» **PROMPT 1**
Reproduce word for word the passage of the portfolio text starting at "Carlow University | Pittsburgh, PA | 2012" and ending at "that I oversaw.".
» **PROMPT 2**
In the portfolio text, what did the author design for the elevator speech lesson in place of the originally planned video?

» **DOCUMENT EXCERPT**

Course Materials Inventory - Contextual Analysis
As the Director of Digital Learning Services, I was asked to look into our university book ordering process. There were reports of frustration from all sectors - students, faculty, IT and the bookstore. In isolation, no singular process was faulty but holistically they bottle-necked where they converged and created problems for everyone. Each perspective seemed unwilling to budge, but this map showed that it was a problem for systems thinking to solve. This helped create the impetus for change - no one wanted the students to suffer.
Carlow University | Pittsburgh, PA | 2012
Youth Media - Instructional Design
The Youth Media Advocacy Project (YMAP) pairs university communication majors with high school classes in under-served districts which often lack consistent classroom technology. The elevator speech lesson was originally conceived as a video, but I opted to design and create a graphic novel to mediate in-class technology instability. Using actual images of previous students (with permission) was well received by the current students. The project was part of a year long curriculum stabilization project that I oversaw.
YMAP @ Carlow University | Pittsburgh, PA | 2016
Optimizing Intranet - Workflow Design
One of my responsibilities at Carlow was optimizing our SharePoint intranet. Typically what this meant was creating and outfitting team sites to fit each team's needs and team members’ tech savviness. Occasionally I got to dig into InfoPath and SharePoint Designer when form-related workflows were needed; this was the case of the Institutional Review Board (IRB) proposal submission and review process. I redesigned the proposal form to make it more usable, then built a multi-phase multi-condition workflow. Throughout I solicited user feedback through iterative testing to make sure things were working 'as expected.'
IRB @ Carlow University | Pittsburgh, PA | 2015
Multi-User Systems - Decision Making
Rarely do organizations get to design their ideal solutions from scratch, and too often purchased solutions are chosen for reasons that don’t include actual user needs. Over my career, I've been quite vocal about ensuring user voices are meaningfully included in decision making. To me, that includes co-establishing the key features to evaluate through observation, conversation and/or discussing primary tasks with users. The relative criticality of each feature is also necessary to understand, as buying or building solutions typically means compromise. This example shows the criteria elicited from faculty for a new video conferencing solution, and their aggregated and weighted perceptions how each product (in columns) stacked up.

» **INFORMATION SHOWN**
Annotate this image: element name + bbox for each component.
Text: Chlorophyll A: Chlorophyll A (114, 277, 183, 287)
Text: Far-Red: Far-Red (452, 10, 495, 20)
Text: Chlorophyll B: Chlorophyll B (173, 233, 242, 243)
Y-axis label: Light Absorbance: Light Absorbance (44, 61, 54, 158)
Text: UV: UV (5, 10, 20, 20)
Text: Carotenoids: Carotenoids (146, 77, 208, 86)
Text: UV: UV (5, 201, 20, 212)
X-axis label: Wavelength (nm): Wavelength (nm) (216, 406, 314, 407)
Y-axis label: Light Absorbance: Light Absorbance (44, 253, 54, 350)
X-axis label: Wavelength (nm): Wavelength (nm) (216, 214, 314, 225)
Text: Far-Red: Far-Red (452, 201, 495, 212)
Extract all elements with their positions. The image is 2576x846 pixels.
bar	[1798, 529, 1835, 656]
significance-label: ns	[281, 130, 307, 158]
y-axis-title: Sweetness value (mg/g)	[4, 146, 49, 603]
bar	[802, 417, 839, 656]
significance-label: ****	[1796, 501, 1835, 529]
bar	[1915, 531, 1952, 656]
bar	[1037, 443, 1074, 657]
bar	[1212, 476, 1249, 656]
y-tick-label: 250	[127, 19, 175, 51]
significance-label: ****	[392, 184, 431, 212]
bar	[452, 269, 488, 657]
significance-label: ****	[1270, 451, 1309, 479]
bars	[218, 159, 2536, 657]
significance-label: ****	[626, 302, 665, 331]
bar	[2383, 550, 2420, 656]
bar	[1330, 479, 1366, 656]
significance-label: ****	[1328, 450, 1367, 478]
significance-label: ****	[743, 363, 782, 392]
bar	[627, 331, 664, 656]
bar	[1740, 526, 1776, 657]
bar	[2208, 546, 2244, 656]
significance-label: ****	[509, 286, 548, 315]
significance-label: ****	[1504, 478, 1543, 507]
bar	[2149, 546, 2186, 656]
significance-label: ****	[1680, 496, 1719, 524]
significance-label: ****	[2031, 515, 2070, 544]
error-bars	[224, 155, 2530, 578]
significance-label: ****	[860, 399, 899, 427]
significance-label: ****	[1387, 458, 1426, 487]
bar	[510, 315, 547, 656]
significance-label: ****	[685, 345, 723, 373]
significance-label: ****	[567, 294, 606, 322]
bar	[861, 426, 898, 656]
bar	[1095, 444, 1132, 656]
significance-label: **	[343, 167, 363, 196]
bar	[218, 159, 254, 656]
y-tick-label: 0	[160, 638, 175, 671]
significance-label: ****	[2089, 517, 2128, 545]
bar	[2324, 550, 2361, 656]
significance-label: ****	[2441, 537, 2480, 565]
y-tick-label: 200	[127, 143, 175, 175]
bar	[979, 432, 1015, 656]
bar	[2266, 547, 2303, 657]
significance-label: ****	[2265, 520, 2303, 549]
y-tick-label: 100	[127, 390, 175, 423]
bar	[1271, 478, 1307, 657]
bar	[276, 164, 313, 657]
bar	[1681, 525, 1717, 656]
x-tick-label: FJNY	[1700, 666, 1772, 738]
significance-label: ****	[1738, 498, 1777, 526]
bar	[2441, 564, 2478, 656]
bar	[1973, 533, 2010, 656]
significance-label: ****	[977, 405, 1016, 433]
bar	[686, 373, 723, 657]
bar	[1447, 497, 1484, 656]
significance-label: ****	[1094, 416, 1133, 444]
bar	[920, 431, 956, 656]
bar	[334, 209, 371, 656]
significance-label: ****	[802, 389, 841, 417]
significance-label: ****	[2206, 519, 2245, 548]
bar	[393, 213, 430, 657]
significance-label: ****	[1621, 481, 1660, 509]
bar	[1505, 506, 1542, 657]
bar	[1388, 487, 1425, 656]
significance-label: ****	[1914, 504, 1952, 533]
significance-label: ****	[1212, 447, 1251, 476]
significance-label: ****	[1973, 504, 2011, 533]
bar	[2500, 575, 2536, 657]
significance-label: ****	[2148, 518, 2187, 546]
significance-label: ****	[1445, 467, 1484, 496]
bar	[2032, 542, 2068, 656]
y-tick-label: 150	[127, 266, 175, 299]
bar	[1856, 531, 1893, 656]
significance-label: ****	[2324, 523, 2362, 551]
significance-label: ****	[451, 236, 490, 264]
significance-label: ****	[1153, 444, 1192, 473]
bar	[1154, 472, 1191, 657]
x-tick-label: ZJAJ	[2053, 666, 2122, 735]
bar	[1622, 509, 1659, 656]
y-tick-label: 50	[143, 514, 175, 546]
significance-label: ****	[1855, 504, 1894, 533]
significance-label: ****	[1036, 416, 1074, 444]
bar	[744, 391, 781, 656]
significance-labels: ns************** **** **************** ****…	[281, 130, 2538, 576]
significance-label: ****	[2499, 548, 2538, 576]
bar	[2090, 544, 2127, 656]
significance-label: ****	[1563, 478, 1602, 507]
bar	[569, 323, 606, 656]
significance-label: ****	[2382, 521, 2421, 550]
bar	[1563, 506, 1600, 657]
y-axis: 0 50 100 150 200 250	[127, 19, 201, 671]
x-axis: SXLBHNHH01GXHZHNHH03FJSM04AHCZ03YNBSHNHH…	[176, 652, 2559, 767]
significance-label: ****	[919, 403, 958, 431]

» **OUTPUT 1**
Carlow University | Pittsburgh, PA | 2012
Youth Media - Instructional Design
The Youth Media Advocacy Project (YMAP) pairs university communication majors with high school classes in under-served districts which often lack consistent classroom technology. The elevator speech lesson was originally conceived as a video, but I opted to design and create a graphic novel to mediate in-class technology instability. Using actual images of previous students (with permission) was well received by the current students. The project was part of a year long curriculum stabilization project that I oversaw.

» **OUTPUT 2**
A graphic novel.